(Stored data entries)
┄┄┄┄┄┄┄┄┄┄

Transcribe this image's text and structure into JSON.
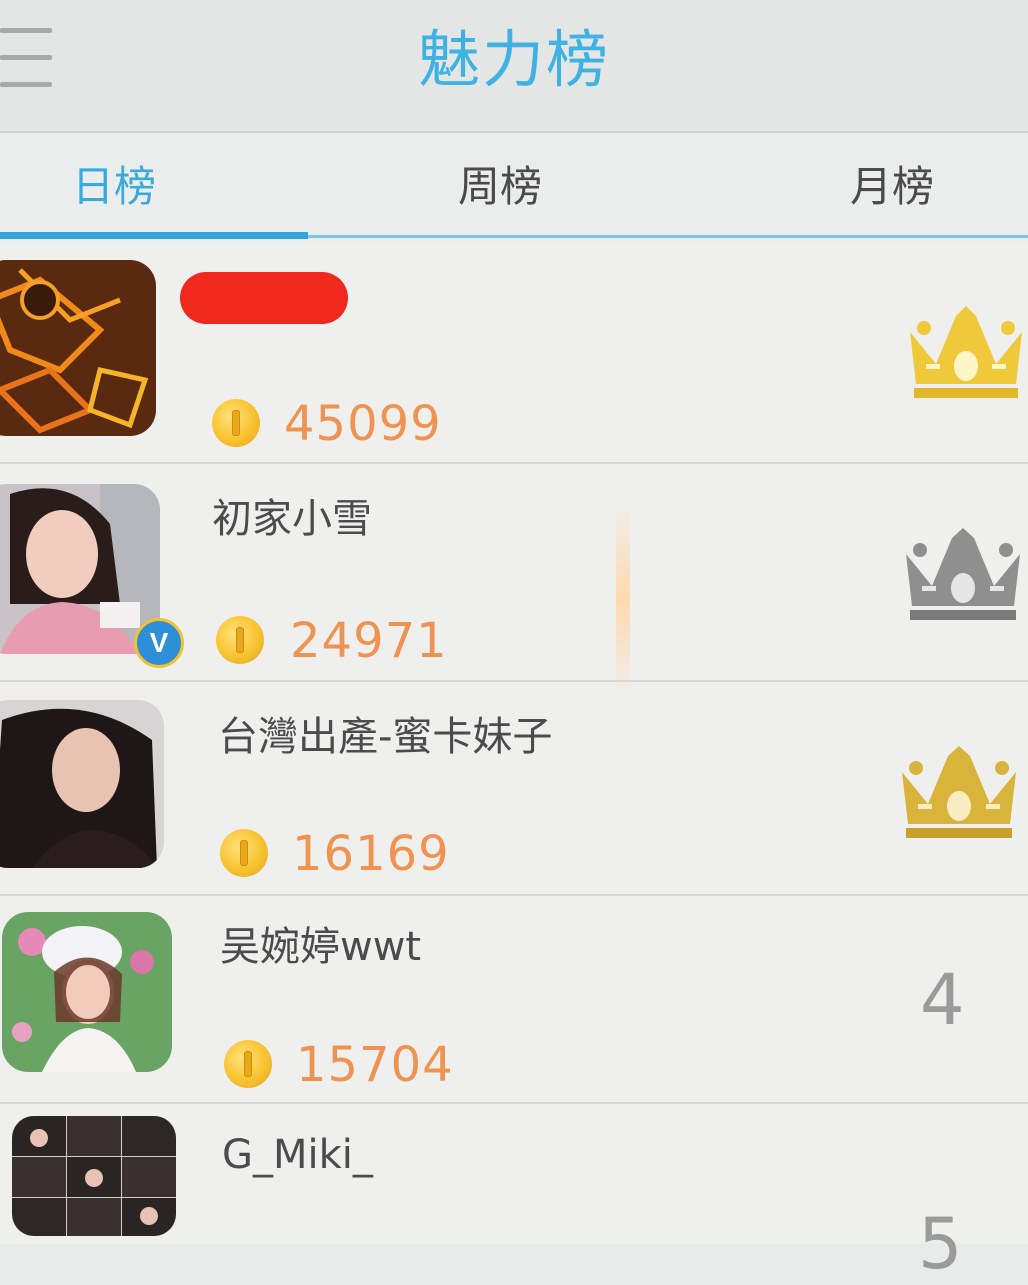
{
  "header": {
    "title": "魅力榜",
    "menu_icon": "hamburger-menu-icon"
  },
  "tabs": [
    {
      "label": "日榜",
      "active": true
    },
    {
      "label": "周榜",
      "active": false
    },
    {
      "label": "月榜",
      "active": false
    }
  ],
  "colors": {
    "accent": "#3aa9dc",
    "score": "#ef9353",
    "crown_gold": "#f0c93a",
    "crown_silver": "#8f8f8f",
    "crown_bronze": "#d9b43a",
    "redaction": "#f0281e"
  },
  "ranking": [
    {
      "rank": 1,
      "name": "",
      "name_redacted": true,
      "score": "45099",
      "coin_icon": "coin-icon",
      "rank_icon": "gold-crown-icon",
      "verified": false
    },
    {
      "rank": 2,
      "name": "初家小雪",
      "score": "24971",
      "coin_icon": "coin-icon",
      "rank_icon": "silver-crown-icon",
      "verified": true,
      "badge": "V"
    },
    {
      "rank": 3,
      "name": "台灣出產-蜜卡妹子",
      "score": "16169",
      "coin_icon": "coin-icon",
      "rank_icon": "bronze-crown-icon",
      "verified": false
    },
    {
      "rank": 4,
      "name": "吴婉婷wwt",
      "score": "15704",
      "coin_icon": "coin-icon",
      "rank_label": "4",
      "verified": false
    },
    {
      "rank": 5,
      "name": "G_Miki_",
      "score": "",
      "coin_icon": "coin-icon",
      "rank_label": "5",
      "verified": false
    }
  ]
}
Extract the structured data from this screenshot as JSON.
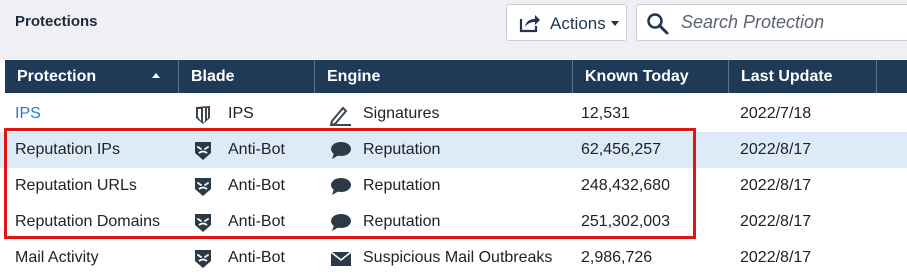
{
  "page": {
    "title": "Protections"
  },
  "toolbar": {
    "actions_label": "Actions",
    "actions_icon": "share-export-icon"
  },
  "search": {
    "placeholder": "Search Protection",
    "value": ""
  },
  "table": {
    "columns": [
      "Protection",
      "Blade",
      "Engine",
      "Known Today",
      "Last Update"
    ],
    "sorted_column": "Protection",
    "sort_direction": "ascending",
    "rows": [
      {
        "protection": "IPS",
        "blade": "IPS",
        "blade_icon": "ips-shield-icon",
        "engine": "Signatures",
        "engine_icon": "pen-ruler-icon",
        "known_today": "12,531",
        "last_update": "2022/7/18",
        "is_link": true,
        "selected": false
      },
      {
        "protection": "Reputation IPs",
        "blade": "Anti-Bot",
        "blade_icon": "anti-bot-shield-icon",
        "engine": "Reputation",
        "engine_icon": "speech-bubble-icon",
        "known_today": "62,456,257",
        "last_update": "2022/8/17",
        "is_link": false,
        "selected": true
      },
      {
        "protection": "Reputation URLs",
        "blade": "Anti-Bot",
        "blade_icon": "anti-bot-shield-icon",
        "engine": "Reputation",
        "engine_icon": "speech-bubble-icon",
        "known_today": "248,432,680",
        "last_update": "2022/8/17",
        "is_link": false,
        "selected": false
      },
      {
        "protection": "Reputation Domains",
        "blade": "Anti-Bot",
        "blade_icon": "anti-bot-shield-icon",
        "engine": "Reputation",
        "engine_icon": "speech-bubble-icon",
        "known_today": "251,302,003",
        "last_update": "2022/8/17",
        "is_link": false,
        "selected": false
      },
      {
        "protection": "Mail Activity",
        "blade": "Anti-Bot",
        "blade_icon": "anti-bot-shield-icon",
        "engine": "Suspicious Mail Outbreaks",
        "engine_icon": "envelope-icon",
        "known_today": "2,986,726",
        "last_update": "2022/8/17",
        "is_link": false,
        "selected": false
      }
    ]
  },
  "colors": {
    "header_bg": "#1f3a57",
    "selected_row": "#ddeaf7",
    "link": "#2a7bd3",
    "highlight_border": "#e01414"
  }
}
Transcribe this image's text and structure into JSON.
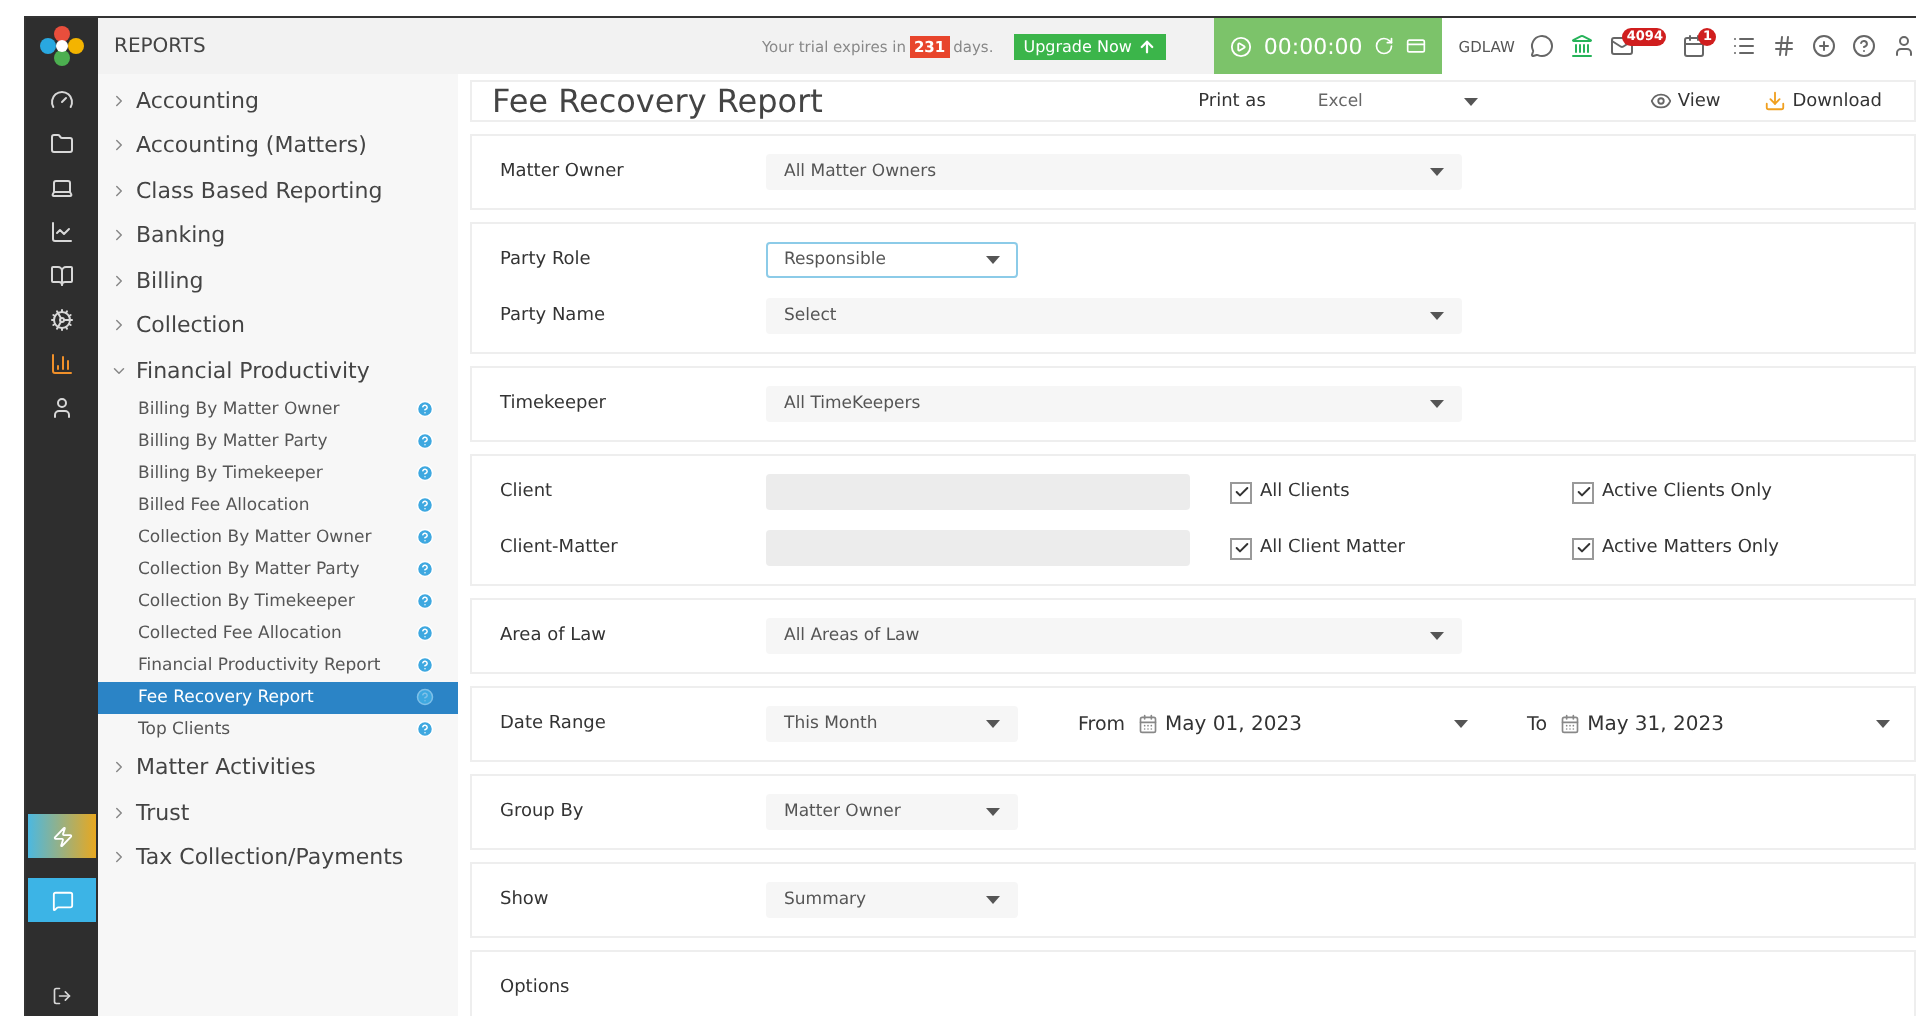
{
  "topbar": {
    "section": "REPORTS",
    "trial_prefix": "Your trial expires in",
    "trial_days": "231",
    "trial_suffix": "days.",
    "upgrade": "Upgrade Now",
    "timer": "00:00:00",
    "firm": "GDLAW",
    "mail_count": "4094",
    "calendar_count": "1"
  },
  "rail": [
    {
      "selected": false
    },
    {
      "selected": false
    },
    {
      "selected": false
    },
    {
      "selected": false
    },
    {
      "selected": false
    },
    {
      "selected": false
    },
    {
      "selected": true
    },
    {
      "selected": false
    }
  ],
  "sidebar": {
    "items": [
      {
        "label": "Accounting",
        "expanded": false
      },
      {
        "label": "Accounting (Matters)",
        "expanded": false
      },
      {
        "label": "Class Based Reporting",
        "expanded": false
      },
      {
        "label": "Banking",
        "expanded": false
      },
      {
        "label": "Billing",
        "expanded": false
      },
      {
        "label": "Collection",
        "expanded": false
      },
      {
        "label": "Financial Productivity",
        "expanded": true,
        "children": [
          {
            "label": "Billing By Matter Owner",
            "selected": false
          },
          {
            "label": "Billing By Matter Party",
            "selected": false
          },
          {
            "label": "Billing By Timekeeper",
            "selected": false
          },
          {
            "label": "Billed Fee Allocation",
            "selected": false
          },
          {
            "label": "Collection By Matter Owner",
            "selected": false
          },
          {
            "label": "Collection By Matter Party",
            "selected": false
          },
          {
            "label": "Collection By Timekeeper",
            "selected": false
          },
          {
            "label": "Collected Fee Allocation",
            "selected": false
          },
          {
            "label": "Financial Productivity Report",
            "selected": false
          },
          {
            "label": "Fee Recovery Report",
            "selected": true
          },
          {
            "label": "Top Clients",
            "selected": false
          }
        ]
      },
      {
        "label": "Matter Activities",
        "expanded": false
      },
      {
        "label": "Trust",
        "expanded": false
      },
      {
        "label": "Tax Collection/Payments",
        "expanded": false
      }
    ]
  },
  "report": {
    "title": "Fee Recovery Report",
    "print_label": "Print as",
    "print_format": "Excel",
    "view": "View",
    "download": "Download"
  },
  "groups": [
    {
      "fields": [
        {
          "kind": "combo",
          "label": "Matter Owner",
          "value": "All Matter Owners",
          "focused": false
        }
      ]
    },
    {
      "fields": [
        {
          "kind": "select",
          "label": "Party Role",
          "value": "Responsible",
          "focused": true
        },
        {
          "kind": "combo",
          "label": "Party Name",
          "value": "Select",
          "focused": false
        }
      ]
    },
    {
      "fields": [
        {
          "kind": "combo",
          "label": "Timekeeper",
          "value": "All TimeKeepers",
          "focused": false
        }
      ]
    },
    {
      "fields": [
        {
          "kind": "lookup",
          "label": "Client",
          "checks": [
            {
              "label": "All Clients",
              "checked": true
            },
            {
              "label": "Active Clients Only",
              "checked": true
            }
          ]
        },
        {
          "kind": "lookup",
          "label": "Client-Matter",
          "checks": [
            {
              "label": "All Client Matter",
              "checked": true
            },
            {
              "label": "Active Matters Only",
              "checked": true
            }
          ]
        }
      ]
    },
    {
      "fields": [
        {
          "kind": "combo",
          "label": "Area of Law",
          "value": "All Areas of Law",
          "focused": false
        }
      ]
    },
    {
      "fields": [
        {
          "kind": "daterange",
          "label": "Date Range",
          "value": "This Month",
          "from_label": "From",
          "from": "May 01, 2023",
          "to_label": "To",
          "to": "May 31, 2023"
        }
      ]
    },
    {
      "fields": [
        {
          "kind": "select",
          "label": "Group By",
          "value": "Matter Owner",
          "focused": false
        }
      ]
    },
    {
      "fields": [
        {
          "kind": "select",
          "label": "Show",
          "value": "Summary",
          "focused": false
        }
      ]
    },
    {
      "fields": [
        {
          "kind": "heading",
          "label": "Options"
        }
      ]
    }
  ]
}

┄┄┄┄┄┄┄┄┄┄

### GIVEN TASK
Check the records above line by line and tally those holding the string "Billing". Answer with the number only.

### RESPONSE TO THE EXERCISE
4